→ Exercise inputs:

──────────

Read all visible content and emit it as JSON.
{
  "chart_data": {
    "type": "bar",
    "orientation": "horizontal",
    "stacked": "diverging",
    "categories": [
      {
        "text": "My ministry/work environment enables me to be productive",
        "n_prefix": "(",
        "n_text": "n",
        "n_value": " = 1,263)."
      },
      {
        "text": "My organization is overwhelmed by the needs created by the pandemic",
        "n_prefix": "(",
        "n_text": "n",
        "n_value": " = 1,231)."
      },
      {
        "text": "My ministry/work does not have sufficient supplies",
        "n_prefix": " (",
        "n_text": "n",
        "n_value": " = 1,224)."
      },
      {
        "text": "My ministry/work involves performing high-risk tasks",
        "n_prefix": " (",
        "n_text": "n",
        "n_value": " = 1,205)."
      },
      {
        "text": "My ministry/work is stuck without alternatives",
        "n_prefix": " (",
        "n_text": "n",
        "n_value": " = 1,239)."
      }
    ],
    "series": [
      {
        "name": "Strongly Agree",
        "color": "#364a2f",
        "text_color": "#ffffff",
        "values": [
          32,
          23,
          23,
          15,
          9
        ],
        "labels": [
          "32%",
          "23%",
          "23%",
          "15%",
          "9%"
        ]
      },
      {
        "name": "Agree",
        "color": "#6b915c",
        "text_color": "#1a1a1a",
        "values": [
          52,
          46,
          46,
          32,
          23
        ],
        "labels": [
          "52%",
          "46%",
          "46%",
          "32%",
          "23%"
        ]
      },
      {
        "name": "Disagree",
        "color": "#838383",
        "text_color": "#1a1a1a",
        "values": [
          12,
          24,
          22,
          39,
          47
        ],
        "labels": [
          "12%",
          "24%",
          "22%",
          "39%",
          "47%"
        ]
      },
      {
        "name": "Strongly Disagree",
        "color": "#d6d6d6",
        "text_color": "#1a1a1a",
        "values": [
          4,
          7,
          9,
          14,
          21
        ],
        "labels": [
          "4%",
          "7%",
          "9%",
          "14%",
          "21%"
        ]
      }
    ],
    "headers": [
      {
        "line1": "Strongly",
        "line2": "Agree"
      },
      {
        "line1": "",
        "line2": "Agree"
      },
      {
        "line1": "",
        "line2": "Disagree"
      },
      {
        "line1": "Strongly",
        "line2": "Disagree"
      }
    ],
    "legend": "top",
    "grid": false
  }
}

──────────

→ Brief: Copy out the lines that hold "Strongly".

→ Result for this exercise:
        "name": "Strongly Agree",
        "name": "Strongly Disagree",
        "line1": "Strongly",
        "line1": "Strongly",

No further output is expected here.